What is needed: Of all the lines in the material, how many include the word "شكست"? Give only the number.

-- start Given entries --

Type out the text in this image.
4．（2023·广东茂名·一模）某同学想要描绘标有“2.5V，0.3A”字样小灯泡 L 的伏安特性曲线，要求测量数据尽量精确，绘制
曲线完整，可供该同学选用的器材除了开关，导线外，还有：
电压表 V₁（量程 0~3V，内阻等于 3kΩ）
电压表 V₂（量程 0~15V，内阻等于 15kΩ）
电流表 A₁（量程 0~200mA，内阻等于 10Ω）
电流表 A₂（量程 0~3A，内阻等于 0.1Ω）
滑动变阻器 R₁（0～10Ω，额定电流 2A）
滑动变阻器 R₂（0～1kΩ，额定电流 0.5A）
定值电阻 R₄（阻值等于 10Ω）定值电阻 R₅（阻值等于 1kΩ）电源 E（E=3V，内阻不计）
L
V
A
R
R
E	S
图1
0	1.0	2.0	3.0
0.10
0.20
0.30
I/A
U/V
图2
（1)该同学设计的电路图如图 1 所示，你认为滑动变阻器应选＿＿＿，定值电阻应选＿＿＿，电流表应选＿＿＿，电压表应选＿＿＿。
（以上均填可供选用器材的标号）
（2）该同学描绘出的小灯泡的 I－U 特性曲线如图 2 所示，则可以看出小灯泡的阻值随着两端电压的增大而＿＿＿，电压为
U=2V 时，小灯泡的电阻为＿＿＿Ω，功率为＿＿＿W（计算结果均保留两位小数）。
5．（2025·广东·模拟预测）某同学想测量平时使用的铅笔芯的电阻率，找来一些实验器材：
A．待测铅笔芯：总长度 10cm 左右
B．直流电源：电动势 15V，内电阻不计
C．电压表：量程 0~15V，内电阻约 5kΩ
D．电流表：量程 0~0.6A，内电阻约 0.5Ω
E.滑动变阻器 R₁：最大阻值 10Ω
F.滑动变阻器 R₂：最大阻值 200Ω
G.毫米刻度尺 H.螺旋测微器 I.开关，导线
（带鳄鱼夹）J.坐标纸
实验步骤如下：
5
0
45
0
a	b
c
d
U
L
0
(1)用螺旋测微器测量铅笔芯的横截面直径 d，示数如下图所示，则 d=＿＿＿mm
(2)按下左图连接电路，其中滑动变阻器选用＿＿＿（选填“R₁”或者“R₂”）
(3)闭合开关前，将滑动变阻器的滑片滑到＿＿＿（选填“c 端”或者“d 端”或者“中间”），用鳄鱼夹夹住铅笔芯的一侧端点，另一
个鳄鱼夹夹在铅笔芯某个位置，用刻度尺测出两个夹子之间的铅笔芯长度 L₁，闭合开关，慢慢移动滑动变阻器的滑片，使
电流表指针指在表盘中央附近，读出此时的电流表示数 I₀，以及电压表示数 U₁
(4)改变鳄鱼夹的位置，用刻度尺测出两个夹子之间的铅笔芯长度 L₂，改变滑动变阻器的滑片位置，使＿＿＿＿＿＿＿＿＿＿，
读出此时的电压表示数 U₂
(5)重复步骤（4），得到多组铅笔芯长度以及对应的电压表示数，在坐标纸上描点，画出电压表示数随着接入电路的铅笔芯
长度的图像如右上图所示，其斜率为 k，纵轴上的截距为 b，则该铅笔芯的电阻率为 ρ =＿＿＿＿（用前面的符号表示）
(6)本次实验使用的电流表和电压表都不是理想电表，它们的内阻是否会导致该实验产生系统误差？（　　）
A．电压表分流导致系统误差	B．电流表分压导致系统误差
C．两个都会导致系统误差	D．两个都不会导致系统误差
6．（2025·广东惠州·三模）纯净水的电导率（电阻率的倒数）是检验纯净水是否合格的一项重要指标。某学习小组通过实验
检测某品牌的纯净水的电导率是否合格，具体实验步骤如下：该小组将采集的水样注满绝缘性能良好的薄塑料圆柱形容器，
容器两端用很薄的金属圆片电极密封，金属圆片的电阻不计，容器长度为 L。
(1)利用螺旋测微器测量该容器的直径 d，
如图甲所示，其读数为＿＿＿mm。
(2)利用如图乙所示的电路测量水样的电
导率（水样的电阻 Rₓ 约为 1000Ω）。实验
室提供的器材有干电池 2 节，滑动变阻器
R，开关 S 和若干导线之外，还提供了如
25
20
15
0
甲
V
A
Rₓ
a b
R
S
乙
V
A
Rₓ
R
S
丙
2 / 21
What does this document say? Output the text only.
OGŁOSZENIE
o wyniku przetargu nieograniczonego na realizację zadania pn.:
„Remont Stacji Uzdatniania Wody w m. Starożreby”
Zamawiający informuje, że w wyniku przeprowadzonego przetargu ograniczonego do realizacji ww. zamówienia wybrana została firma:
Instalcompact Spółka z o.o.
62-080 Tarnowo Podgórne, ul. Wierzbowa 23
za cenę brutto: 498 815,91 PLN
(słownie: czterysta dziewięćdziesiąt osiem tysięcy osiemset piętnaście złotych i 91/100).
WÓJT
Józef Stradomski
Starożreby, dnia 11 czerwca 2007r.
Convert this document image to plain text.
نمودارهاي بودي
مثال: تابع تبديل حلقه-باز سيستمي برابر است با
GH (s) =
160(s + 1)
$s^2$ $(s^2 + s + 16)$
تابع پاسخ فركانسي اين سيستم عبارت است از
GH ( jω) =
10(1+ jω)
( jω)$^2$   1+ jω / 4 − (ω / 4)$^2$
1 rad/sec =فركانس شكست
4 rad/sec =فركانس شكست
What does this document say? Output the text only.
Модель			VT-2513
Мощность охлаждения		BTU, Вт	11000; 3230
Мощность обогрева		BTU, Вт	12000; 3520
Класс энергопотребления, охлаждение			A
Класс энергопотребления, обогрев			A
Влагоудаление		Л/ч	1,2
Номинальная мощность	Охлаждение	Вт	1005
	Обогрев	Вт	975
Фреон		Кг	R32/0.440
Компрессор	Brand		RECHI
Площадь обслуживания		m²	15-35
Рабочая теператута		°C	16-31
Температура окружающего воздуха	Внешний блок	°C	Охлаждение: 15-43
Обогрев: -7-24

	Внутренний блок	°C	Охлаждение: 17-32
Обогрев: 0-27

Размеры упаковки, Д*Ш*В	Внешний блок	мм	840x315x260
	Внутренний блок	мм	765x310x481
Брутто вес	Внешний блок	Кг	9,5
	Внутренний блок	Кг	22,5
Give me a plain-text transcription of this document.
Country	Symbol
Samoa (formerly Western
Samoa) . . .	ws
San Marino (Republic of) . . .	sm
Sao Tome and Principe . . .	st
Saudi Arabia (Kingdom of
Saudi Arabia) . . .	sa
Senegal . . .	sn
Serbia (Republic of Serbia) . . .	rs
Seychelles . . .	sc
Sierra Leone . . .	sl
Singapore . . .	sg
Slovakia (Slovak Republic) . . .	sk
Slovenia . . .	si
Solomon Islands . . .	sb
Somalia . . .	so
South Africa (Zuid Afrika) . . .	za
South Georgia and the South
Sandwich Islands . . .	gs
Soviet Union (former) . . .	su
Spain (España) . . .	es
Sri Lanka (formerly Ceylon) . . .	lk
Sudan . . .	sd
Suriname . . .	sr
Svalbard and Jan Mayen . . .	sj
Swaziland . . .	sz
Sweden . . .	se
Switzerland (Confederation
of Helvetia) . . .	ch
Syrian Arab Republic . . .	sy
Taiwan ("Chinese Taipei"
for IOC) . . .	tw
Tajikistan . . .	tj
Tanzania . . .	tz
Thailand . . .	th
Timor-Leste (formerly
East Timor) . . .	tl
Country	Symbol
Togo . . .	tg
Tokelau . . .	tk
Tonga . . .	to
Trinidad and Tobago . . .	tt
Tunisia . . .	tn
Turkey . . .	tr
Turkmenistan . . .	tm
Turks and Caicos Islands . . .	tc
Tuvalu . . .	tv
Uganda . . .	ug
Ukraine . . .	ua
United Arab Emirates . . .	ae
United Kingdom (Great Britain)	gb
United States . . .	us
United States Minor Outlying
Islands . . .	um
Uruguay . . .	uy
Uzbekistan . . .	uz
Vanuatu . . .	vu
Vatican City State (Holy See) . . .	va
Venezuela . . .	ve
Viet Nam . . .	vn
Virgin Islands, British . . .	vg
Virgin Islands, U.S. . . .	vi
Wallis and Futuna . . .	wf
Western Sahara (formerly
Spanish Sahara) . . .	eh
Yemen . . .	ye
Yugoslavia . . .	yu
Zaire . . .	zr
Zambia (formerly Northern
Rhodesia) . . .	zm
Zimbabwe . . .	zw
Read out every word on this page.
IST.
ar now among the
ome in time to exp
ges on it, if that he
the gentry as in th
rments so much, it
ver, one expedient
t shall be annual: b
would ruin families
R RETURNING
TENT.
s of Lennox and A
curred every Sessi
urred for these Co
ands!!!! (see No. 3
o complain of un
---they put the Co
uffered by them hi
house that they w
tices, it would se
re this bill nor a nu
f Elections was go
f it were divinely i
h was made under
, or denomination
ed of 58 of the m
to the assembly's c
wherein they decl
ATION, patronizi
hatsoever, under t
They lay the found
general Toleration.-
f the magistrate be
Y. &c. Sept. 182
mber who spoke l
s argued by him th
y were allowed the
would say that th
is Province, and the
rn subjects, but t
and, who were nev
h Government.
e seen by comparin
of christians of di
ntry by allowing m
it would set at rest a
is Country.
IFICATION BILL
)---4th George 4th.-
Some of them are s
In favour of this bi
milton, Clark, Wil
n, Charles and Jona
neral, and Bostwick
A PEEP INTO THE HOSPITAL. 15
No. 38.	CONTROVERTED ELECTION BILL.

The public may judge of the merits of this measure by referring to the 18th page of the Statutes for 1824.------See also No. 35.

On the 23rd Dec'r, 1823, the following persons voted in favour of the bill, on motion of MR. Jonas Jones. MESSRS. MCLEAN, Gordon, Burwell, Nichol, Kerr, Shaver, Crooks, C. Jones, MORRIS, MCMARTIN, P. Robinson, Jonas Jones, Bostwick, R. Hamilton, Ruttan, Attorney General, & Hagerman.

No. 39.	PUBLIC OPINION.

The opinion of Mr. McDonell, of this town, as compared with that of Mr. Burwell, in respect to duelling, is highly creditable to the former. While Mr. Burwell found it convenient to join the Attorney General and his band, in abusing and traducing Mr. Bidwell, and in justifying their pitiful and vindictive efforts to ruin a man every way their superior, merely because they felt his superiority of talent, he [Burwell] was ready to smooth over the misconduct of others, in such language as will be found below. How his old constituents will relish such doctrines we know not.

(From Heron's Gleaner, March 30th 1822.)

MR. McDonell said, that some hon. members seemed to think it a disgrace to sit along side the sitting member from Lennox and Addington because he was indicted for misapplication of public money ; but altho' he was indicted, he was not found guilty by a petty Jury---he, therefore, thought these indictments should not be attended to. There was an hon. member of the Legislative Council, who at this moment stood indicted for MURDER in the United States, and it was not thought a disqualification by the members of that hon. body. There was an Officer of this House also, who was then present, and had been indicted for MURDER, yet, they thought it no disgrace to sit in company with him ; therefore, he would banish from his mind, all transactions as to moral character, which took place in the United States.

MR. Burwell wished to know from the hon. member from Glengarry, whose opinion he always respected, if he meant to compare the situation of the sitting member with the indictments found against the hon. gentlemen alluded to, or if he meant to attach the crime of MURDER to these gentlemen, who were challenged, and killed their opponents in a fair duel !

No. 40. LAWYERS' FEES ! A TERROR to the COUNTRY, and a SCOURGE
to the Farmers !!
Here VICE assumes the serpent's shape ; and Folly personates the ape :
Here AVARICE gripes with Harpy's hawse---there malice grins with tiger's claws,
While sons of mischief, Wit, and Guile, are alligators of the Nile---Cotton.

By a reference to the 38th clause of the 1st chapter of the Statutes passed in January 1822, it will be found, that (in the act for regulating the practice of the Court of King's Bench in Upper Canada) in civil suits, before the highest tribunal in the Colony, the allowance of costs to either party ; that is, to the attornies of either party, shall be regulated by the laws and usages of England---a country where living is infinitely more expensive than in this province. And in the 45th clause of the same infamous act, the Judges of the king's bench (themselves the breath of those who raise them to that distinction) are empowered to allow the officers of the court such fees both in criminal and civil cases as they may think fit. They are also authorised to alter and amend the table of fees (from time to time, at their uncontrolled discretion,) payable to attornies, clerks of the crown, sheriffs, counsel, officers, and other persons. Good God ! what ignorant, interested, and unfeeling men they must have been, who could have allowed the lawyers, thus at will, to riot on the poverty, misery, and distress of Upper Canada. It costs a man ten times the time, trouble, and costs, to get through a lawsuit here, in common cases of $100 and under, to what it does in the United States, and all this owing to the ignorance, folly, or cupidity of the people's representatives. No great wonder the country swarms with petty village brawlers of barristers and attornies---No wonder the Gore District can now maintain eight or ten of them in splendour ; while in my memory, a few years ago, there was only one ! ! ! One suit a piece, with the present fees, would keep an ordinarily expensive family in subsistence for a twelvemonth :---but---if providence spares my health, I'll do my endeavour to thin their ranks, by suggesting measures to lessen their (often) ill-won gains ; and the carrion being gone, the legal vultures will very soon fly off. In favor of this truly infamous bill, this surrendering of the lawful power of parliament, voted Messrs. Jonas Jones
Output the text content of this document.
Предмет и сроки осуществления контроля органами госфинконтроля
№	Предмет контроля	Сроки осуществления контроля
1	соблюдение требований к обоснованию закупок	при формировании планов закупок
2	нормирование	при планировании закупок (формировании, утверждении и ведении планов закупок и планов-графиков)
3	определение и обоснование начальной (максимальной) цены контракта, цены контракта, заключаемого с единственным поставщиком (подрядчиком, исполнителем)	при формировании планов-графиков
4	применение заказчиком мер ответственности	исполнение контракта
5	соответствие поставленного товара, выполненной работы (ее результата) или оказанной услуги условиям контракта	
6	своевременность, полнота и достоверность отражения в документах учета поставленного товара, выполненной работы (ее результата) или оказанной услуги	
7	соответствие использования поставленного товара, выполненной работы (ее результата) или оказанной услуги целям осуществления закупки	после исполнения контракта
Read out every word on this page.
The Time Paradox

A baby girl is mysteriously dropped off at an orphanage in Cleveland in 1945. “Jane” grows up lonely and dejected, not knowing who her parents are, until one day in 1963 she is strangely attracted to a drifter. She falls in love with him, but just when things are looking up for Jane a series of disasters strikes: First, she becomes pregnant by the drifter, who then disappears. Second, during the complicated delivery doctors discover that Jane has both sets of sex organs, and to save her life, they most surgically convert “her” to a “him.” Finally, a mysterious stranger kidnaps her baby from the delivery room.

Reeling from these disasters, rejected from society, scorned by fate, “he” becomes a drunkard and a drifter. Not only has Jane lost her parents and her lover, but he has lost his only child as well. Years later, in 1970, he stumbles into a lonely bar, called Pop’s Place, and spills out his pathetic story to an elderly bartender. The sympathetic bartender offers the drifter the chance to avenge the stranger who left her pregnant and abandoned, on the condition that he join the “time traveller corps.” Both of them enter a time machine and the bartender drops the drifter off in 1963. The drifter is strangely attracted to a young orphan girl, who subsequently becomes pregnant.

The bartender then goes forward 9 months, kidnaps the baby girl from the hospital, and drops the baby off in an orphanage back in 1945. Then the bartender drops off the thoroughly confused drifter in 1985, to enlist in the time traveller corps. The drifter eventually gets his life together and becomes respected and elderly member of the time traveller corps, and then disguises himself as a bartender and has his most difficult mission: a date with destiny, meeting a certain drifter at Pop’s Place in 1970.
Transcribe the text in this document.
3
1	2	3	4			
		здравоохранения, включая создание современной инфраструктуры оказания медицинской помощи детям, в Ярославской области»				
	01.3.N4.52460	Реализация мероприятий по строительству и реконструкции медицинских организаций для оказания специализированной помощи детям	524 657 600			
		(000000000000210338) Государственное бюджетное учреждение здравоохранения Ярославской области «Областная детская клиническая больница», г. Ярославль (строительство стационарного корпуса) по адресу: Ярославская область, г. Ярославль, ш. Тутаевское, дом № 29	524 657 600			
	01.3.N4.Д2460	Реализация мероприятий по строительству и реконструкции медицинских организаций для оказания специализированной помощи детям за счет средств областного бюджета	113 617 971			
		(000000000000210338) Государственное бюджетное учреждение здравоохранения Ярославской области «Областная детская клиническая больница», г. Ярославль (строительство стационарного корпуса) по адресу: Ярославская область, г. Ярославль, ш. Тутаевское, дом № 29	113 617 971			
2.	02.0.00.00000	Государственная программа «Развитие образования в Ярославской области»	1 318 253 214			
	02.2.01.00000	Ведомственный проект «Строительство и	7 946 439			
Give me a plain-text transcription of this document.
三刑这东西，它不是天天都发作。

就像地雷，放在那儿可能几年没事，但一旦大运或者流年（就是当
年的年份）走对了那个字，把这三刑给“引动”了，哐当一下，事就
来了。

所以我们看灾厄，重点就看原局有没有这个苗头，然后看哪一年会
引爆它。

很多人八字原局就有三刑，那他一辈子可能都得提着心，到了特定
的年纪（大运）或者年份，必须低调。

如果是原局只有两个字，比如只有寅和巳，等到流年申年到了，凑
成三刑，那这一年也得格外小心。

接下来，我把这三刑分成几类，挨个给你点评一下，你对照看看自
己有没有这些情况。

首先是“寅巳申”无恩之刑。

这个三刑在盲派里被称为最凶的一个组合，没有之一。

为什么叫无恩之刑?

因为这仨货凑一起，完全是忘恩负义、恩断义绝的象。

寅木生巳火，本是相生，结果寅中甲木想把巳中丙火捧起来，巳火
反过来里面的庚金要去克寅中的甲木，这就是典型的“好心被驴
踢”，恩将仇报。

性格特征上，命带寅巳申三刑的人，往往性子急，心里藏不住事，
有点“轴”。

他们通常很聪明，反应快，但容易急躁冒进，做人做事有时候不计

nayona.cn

-- end Given entries --

Response: 2